__Source data__:
----

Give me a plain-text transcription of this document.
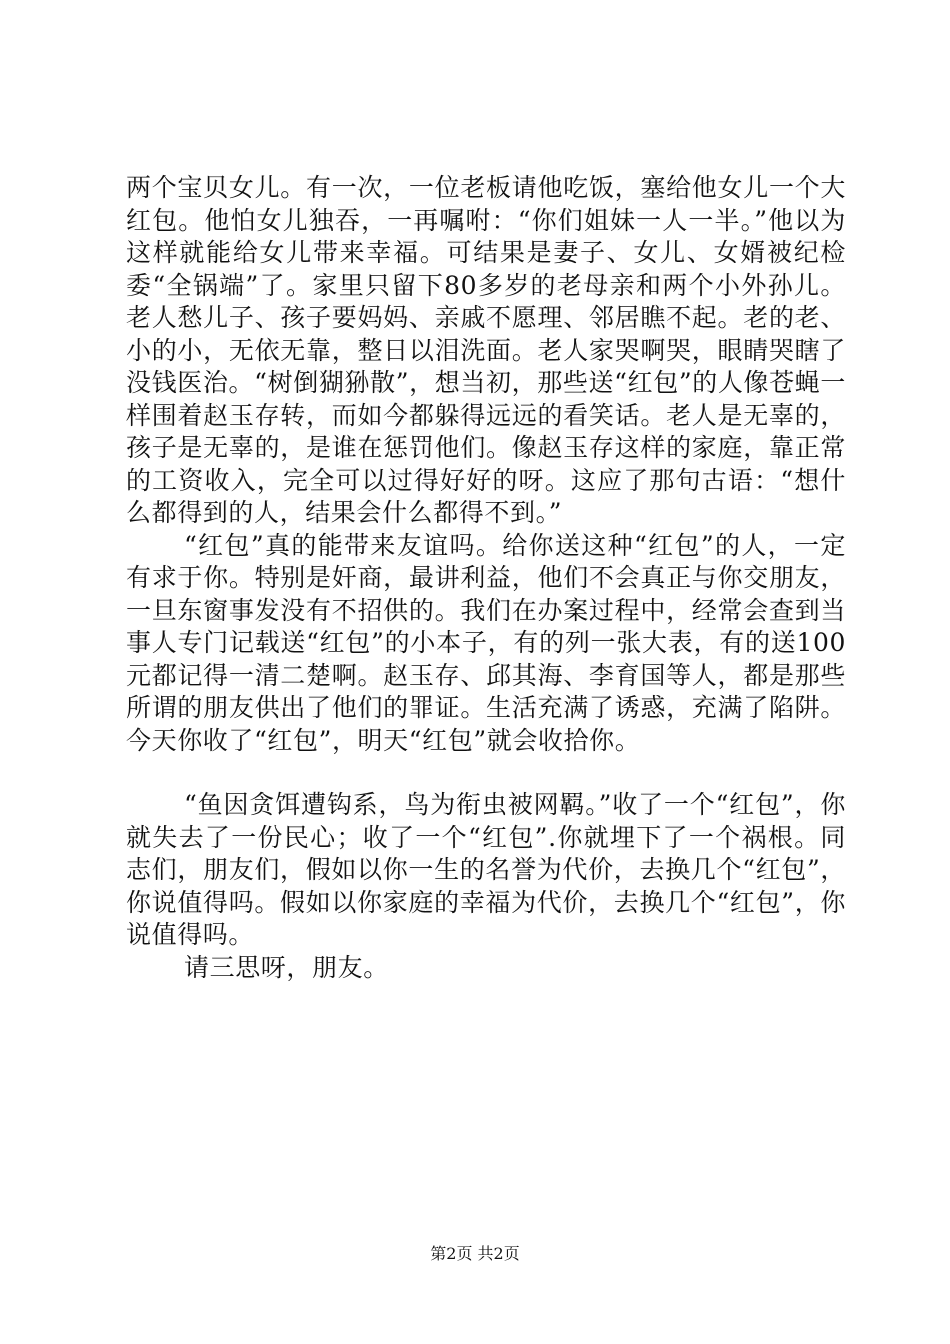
两个宝贝女儿。有一次，一位老板请他吃饭，塞给他女儿一个大红包。他怕女儿独吞，一再嘱咐：“你们姐妹一人一半。”他以为这样就能给女儿带来幸福。可结果是妻子、女儿、女婿被纪检委“全锅端”了。家里只留下80多岁的老母亲和两个小外孙儿。老人愁儿子、孩子要妈妈、亲戚不愿理、邻居瞧不起。老的老、小的小，无依无靠，整日以泪洗面。老人家哭啊哭，眼睛哭瞎了没钱医治。“树倒猢狲散”，想当初，那些送“红包”的人像苍蝇一样围着赵玉存转，而如今都躲得远远的看笑话。老人是无辜的，孩子是无辜的，是谁在惩罚他们。像赵玉存这样的家庭，靠正常的工资收入，完全可以过得好好的呀。这应了那句古语：“想什么都得到的人，结果会什么都得不到。”

“红包”真的能带来友谊吗。给你送这种“红包”的人，一定有求于你。特别是奸商，最讲利益，他们不会真正与你交朋友，一旦东窗事发没有不招供的。我们在办案过程中，经常会查到当事人专门记载送“红包”的小本子，有的列一张大表，有的送100元都记得一清二楚啊。赵玉存、邱其海、李育国等人，都是那些所谓的朋友供出了他们的罪证。生活充满了诱惑，充满了陷阱。今天你收了“红包”，明天“红包”就会收拾你。

“鱼因贪饵遭钩系，鸟为衔虫被网羁。”收了一个“红包”，你就失去了一份民心；收了一个“红包”.你就埋下了一个祸根。同志们，朋友们，假如以你一生的名誉为代价，去换几个“红包”，你说值得吗。假如以你家庭的幸福为代价，去换几个“红包”，你说值得吗。

请三思呀，朋友。

第2页 共2页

----

__Prompt__:
Write out the whole listing exactly, and drop the pictures.

__Expected answer__:
Give me a plain-text transcription of this document.
两个宝贝女儿。有一次，一位老板请他吃饭，塞给他女儿一个大红包。他怕女儿独吞，一再嘱咐：“你们姐妹一人一半。”他以为这样就能给女儿带来幸福。可结果是妻子、女儿、女婿被纪检委“全锅端”了。家里只留下80多岁的老母亲和两个小外孙儿。老人愁儿子、孩子要妈妈、亲戚不愿理、邻居瞧不起。老的老、小的小，无依无靠，整日以泪洗面。老人家哭啊哭，眼睛哭瞎了没钱医治。“树倒猢狲散”，想当初，那些送“红包”的人像苍蝇一样围着赵玉存转，而如今都躲得远远的看笑话。老人是无辜的，孩子是无辜的，是谁在惩罚他们。像赵玉存这样的家庭，靠正常的工资收入，完全可以过得好好的呀。这应了那句古语：“想什么都得到的人，结果会什么都得不到。”

“红包”真的能带来友谊吗。给你送这种“红包”的人，一定有求于你。特别是奸商，最讲利益，他们不会真正与你交朋友，一旦东窗事发没有不招供的。我们在办案过程中，经常会查到当事人专门记载送“红包”的小本子，有的列一张大表，有的送100元都记得一清二楚啊。赵玉存、邱其海、李育国等人，都是那些所谓的朋友供出了他们的罪证。生活充满了诱惑，充满了陷阱。今天你收了“红包”，明天“红包”就会收拾你。

“鱼因贪饵遭钩系，鸟为衔虫被网羁。”收了一个“红包”，你就失去了一份民心；收了一个“红包”.你就埋下了一个祸根。同志们，朋友们，假如以你一生的名誉为代价，去换几个“红包”，你说值得吗。假如以你家庭的幸福为代价，去换几个“红包”，你说值得吗。

请三思呀，朋友。

第2页 共2页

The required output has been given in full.